- _WHAT IS BEING ASKED_:
Copy out each line featuring the string "Antworten" from the entries beneath.

- _DATASET RECORDS_:
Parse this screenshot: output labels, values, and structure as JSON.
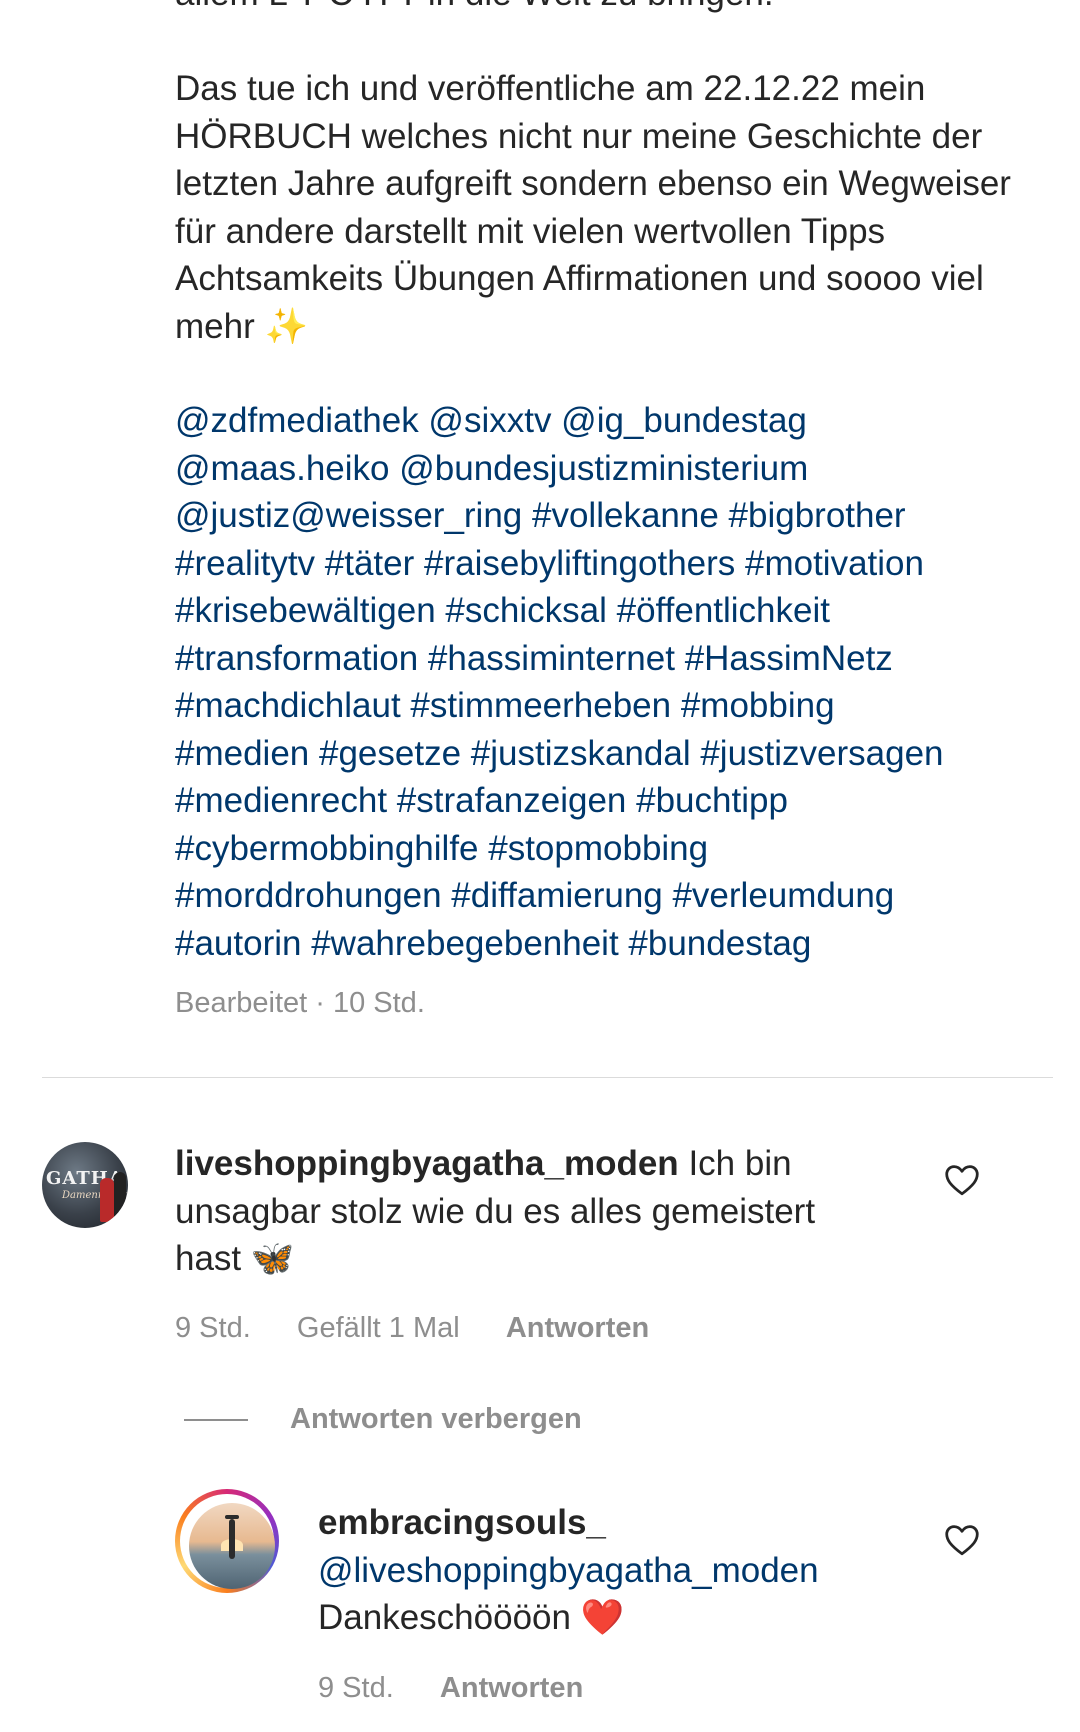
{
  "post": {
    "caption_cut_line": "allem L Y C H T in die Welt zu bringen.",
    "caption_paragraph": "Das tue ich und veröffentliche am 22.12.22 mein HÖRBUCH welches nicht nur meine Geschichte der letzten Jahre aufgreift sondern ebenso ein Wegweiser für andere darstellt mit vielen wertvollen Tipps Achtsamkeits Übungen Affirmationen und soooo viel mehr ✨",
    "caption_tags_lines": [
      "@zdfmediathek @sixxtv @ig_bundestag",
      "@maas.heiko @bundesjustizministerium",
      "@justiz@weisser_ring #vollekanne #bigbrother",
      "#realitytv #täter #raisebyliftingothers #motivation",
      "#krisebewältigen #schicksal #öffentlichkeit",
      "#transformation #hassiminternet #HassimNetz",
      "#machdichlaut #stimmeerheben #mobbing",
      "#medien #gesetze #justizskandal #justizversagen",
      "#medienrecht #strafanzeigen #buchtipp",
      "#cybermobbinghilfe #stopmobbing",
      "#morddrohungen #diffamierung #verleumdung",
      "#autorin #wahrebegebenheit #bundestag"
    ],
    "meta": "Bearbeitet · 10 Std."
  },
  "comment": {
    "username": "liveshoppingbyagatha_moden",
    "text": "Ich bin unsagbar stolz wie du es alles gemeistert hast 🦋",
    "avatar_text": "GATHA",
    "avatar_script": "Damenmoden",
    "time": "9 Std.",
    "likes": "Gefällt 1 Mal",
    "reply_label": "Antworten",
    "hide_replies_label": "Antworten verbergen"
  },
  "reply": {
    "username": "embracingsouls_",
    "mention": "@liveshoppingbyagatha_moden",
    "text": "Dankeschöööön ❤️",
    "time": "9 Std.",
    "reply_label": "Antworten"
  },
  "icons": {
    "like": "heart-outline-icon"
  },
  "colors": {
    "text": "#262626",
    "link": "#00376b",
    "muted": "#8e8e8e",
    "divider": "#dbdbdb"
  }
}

- _FINAL ANSWER_:
    "reply_label": "Antworten",
    "hide_replies_label": "Antworten verbergen"
    "reply_label": "Antworten"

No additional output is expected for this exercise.